Leave out the pictures and transcribe the rest of the records exactly.

[start AVAILABLE RECORDS]

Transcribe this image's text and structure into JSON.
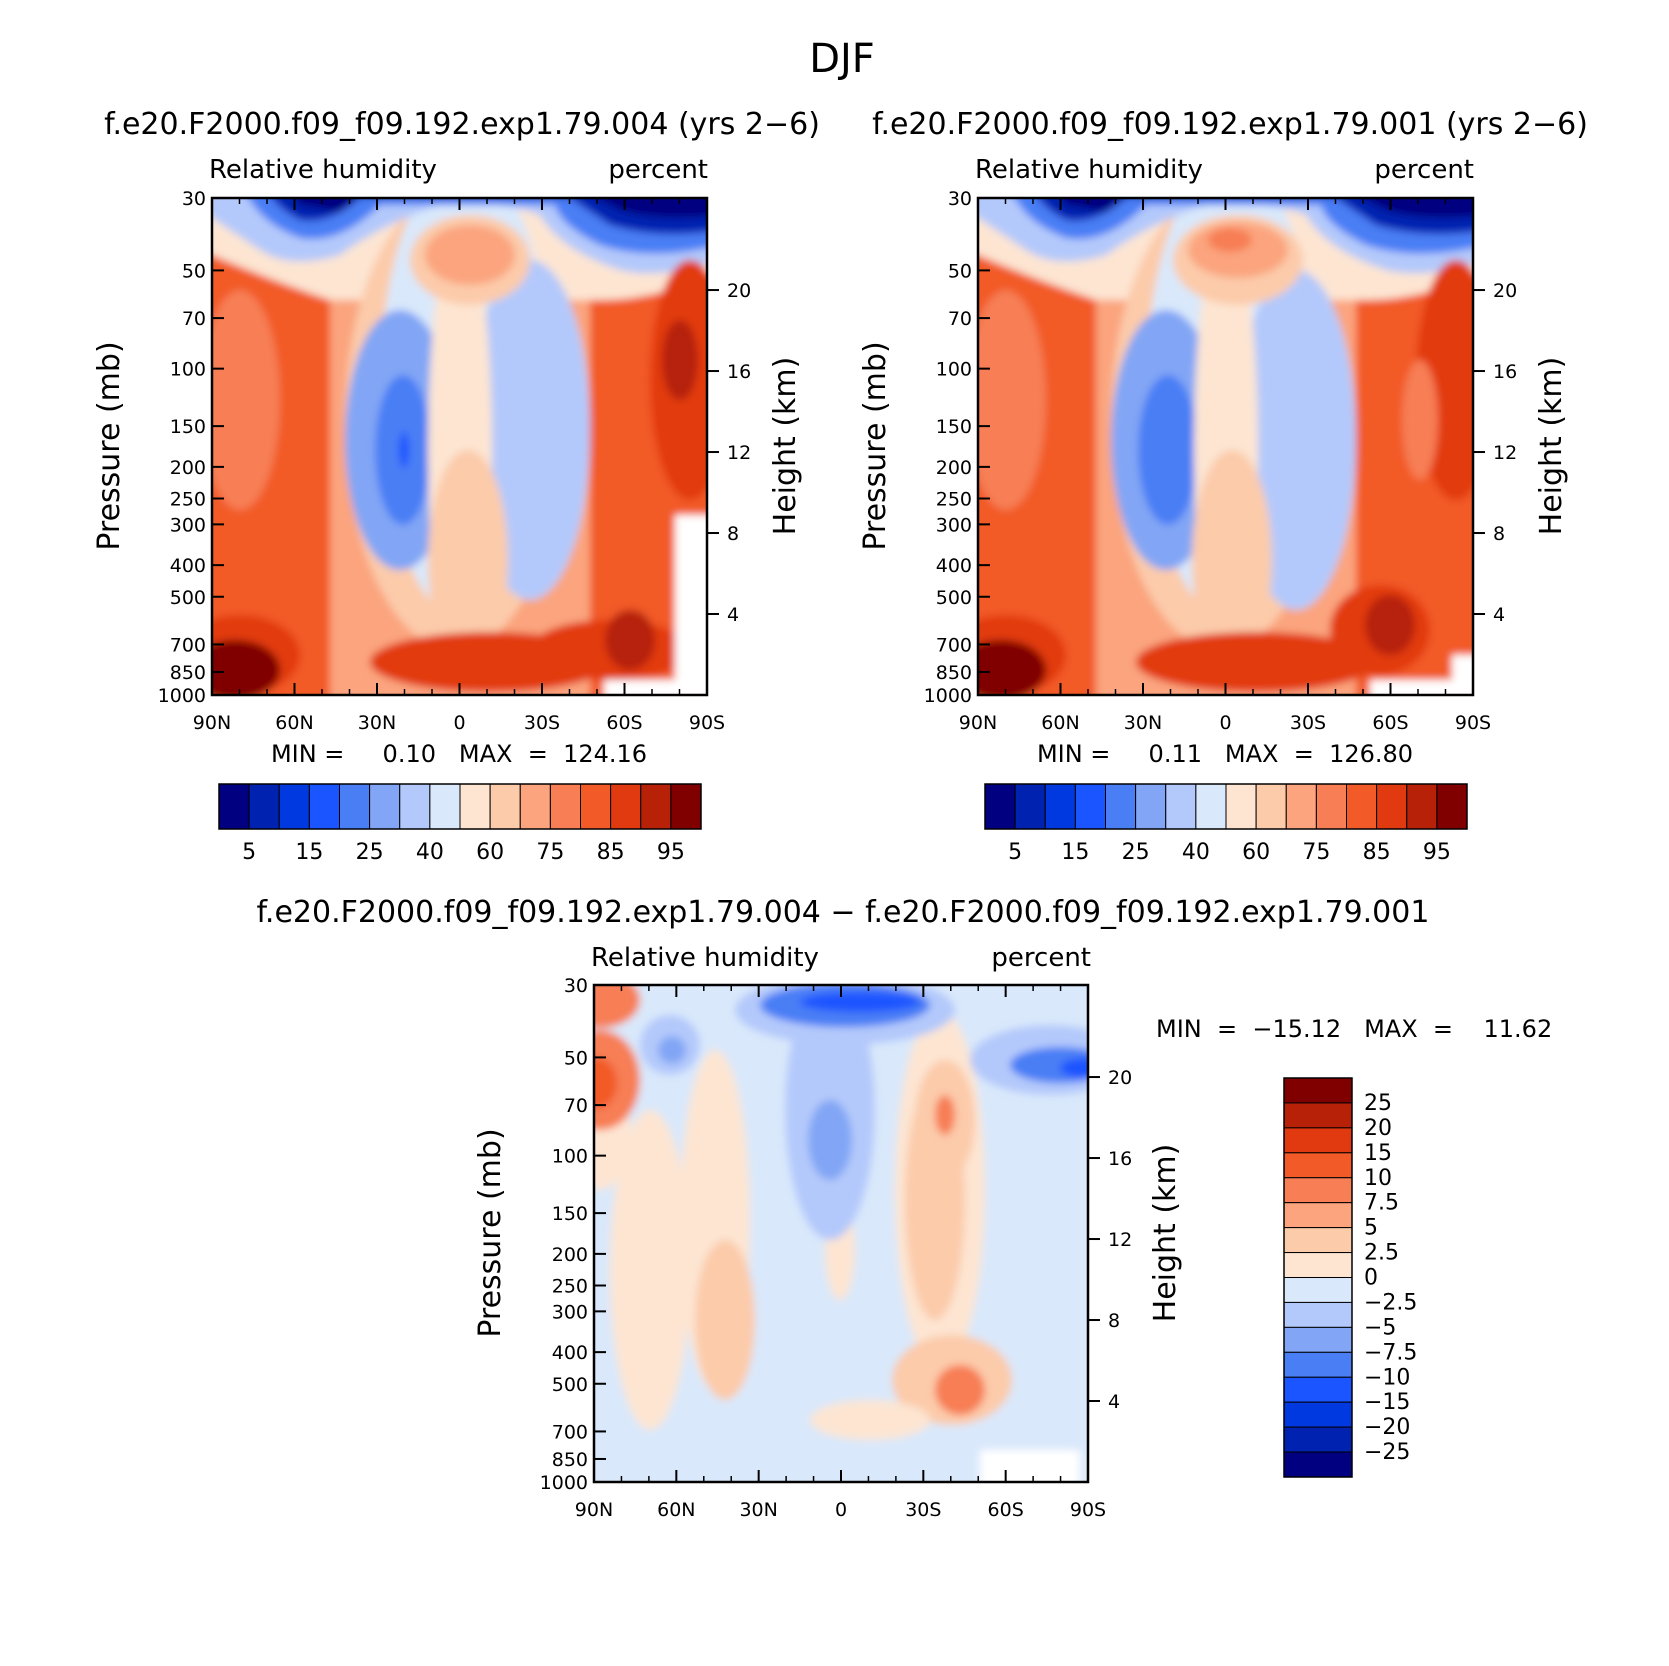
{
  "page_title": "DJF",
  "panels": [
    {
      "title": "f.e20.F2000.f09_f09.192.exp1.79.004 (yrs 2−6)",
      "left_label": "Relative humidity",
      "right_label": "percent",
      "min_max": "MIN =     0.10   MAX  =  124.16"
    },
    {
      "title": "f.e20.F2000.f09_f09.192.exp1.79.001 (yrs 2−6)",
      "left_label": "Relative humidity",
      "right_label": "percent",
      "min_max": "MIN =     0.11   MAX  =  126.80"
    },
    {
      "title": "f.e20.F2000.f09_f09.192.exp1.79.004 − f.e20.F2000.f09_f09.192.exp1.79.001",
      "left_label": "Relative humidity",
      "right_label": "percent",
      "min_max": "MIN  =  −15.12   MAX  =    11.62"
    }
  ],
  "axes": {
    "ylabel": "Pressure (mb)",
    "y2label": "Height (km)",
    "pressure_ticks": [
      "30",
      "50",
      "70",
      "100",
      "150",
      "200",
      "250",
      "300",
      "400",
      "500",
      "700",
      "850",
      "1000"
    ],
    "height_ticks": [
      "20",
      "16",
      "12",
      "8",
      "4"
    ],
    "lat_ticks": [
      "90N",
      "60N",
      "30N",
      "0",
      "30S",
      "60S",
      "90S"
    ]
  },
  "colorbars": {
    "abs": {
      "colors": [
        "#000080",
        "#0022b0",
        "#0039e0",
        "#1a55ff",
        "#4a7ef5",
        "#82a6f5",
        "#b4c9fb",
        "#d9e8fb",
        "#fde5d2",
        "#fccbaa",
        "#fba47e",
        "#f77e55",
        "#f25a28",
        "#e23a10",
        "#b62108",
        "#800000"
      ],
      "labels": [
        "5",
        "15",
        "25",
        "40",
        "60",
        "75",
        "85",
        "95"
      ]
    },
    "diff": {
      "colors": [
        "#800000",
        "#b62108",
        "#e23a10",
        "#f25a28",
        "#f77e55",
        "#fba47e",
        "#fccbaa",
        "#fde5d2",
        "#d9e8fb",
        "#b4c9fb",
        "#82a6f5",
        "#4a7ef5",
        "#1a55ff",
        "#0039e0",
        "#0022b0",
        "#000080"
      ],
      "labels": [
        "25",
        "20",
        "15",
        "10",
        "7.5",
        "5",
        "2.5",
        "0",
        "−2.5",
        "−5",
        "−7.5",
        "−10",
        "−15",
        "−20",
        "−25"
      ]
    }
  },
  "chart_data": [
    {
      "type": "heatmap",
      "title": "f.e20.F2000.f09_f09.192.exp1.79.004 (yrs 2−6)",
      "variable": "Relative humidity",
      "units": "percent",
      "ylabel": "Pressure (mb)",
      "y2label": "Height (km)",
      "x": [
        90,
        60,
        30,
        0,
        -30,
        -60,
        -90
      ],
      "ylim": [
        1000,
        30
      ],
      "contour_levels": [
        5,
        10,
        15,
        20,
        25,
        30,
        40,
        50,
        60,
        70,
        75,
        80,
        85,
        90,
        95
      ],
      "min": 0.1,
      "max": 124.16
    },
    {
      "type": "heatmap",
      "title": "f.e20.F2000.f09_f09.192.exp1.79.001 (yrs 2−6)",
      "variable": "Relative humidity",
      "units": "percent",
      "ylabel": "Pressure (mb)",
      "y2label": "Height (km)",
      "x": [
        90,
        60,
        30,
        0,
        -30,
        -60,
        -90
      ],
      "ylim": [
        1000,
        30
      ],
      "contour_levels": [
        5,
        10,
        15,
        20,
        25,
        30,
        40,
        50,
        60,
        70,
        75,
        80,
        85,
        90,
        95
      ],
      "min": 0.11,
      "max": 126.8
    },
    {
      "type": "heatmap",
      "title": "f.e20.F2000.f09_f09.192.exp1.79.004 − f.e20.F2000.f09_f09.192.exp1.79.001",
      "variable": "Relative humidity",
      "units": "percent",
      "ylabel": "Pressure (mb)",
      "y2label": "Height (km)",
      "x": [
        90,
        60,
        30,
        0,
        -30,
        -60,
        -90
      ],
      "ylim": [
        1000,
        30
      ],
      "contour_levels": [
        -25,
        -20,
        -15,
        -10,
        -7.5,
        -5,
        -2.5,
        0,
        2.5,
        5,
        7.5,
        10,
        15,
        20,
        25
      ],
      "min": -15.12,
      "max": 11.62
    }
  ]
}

[end AVAILABLE RECORDS]

EXERCISE ANSWER >>
Transcribe this image's text and structure into JSON.
{
  "page_title": "DJF",
  "panels": [
    {
      "title": "f.e20.F2000.f09_f09.192.exp1.79.004 (yrs 2−6)",
      "left_label": "Relative humidity",
      "right_label": "percent",
      "min_max": "MIN =     0.10   MAX  =  124.16"
    },
    {
      "title": "f.e20.F2000.f09_f09.192.exp1.79.001 (yrs 2−6)",
      "left_label": "Relative humidity",
      "right_label": "percent",
      "min_max": "MIN =     0.11   MAX  =  126.80"
    },
    {
      "title": "f.e20.F2000.f09_f09.192.exp1.79.004 − f.e20.F2000.f09_f09.192.exp1.79.001",
      "left_label": "Relative humidity",
      "right_label": "percent",
      "min_max": "MIN  =  −15.12   MAX  =    11.62"
    }
  ],
  "axes": {
    "ylabel": "Pressure (mb)",
    "y2label": "Height (km)",
    "pressure_ticks": [
      "30",
      "50",
      "70",
      "100",
      "150",
      "200",
      "250",
      "300",
      "400",
      "500",
      "700",
      "850",
      "1000"
    ],
    "height_ticks": [
      "20",
      "16",
      "12",
      "8",
      "4"
    ],
    "lat_ticks": [
      "90N",
      "60N",
      "30N",
      "0",
      "30S",
      "60S",
      "90S"
    ]
  },
  "colorbars": {
    "abs": {
      "colors": [
        "#000080",
        "#0022b0",
        "#0039e0",
        "#1a55ff",
        "#4a7ef5",
        "#82a6f5",
        "#b4c9fb",
        "#d9e8fb",
        "#fde5d2",
        "#fccbaa",
        "#fba47e",
        "#f77e55",
        "#f25a28",
        "#e23a10",
        "#b62108",
        "#800000"
      ],
      "labels": [
        "5",
        "15",
        "25",
        "40",
        "60",
        "75",
        "85",
        "95"
      ]
    },
    "diff": {
      "colors": [
        "#800000",
        "#b62108",
        "#e23a10",
        "#f25a28",
        "#f77e55",
        "#fba47e",
        "#fccbaa",
        "#fde5d2",
        "#d9e8fb",
        "#b4c9fb",
        "#82a6f5",
        "#4a7ef5",
        "#1a55ff",
        "#0039e0",
        "#0022b0",
        "#000080"
      ],
      "labels": [
        "25",
        "20",
        "15",
        "10",
        "7.5",
        "5",
        "2.5",
        "0",
        "−2.5",
        "−5",
        "−7.5",
        "−10",
        "−15",
        "−20",
        "−25"
      ]
    }
  },
  "chart_data": [
    {
      "type": "heatmap",
      "title": "f.e20.F2000.f09_f09.192.exp1.79.004 (yrs 2−6)",
      "variable": "Relative humidity",
      "units": "percent",
      "ylabel": "Pressure (mb)",
      "y2label": "Height (km)",
      "x": [
        90,
        60,
        30,
        0,
        -30,
        -60,
        -90
      ],
      "ylim": [
        1000,
        30
      ],
      "contour_levels": [
        5,
        10,
        15,
        20,
        25,
        30,
        40,
        50,
        60,
        70,
        75,
        80,
        85,
        90,
        95
      ],
      "min": 0.1,
      "max": 124.16
    },
    {
      "type": "heatmap",
      "title": "f.e20.F2000.f09_f09.192.exp1.79.001 (yrs 2−6)",
      "variable": "Relative humidity",
      "units": "percent",
      "ylabel": "Pressure (mb)",
      "y2label": "Height (km)",
      "x": [
        90,
        60,
        30,
        0,
        -30,
        -60,
        -90
      ],
      "ylim": [
        1000,
        30
      ],
      "contour_levels": [
        5,
        10,
        15,
        20,
        25,
        30,
        40,
        50,
        60,
        70,
        75,
        80,
        85,
        90,
        95
      ],
      "min": 0.11,
      "max": 126.8
    },
    {
      "type": "heatmap",
      "title": "f.e20.F2000.f09_f09.192.exp1.79.004 − f.e20.F2000.f09_f09.192.exp1.79.001",
      "variable": "Relative humidity",
      "units": "percent",
      "ylabel": "Pressure (mb)",
      "y2label": "Height (km)",
      "x": [
        90,
        60,
        30,
        0,
        -30,
        -60,
        -90
      ],
      "ylim": [
        1000,
        30
      ],
      "contour_levels": [
        -25,
        -20,
        -15,
        -10,
        -7.5,
        -5,
        -2.5,
        0,
        2.5,
        5,
        7.5,
        10,
        15,
        20,
        25
      ],
      "min": -15.12,
      "max": 11.62
    }
  ]
}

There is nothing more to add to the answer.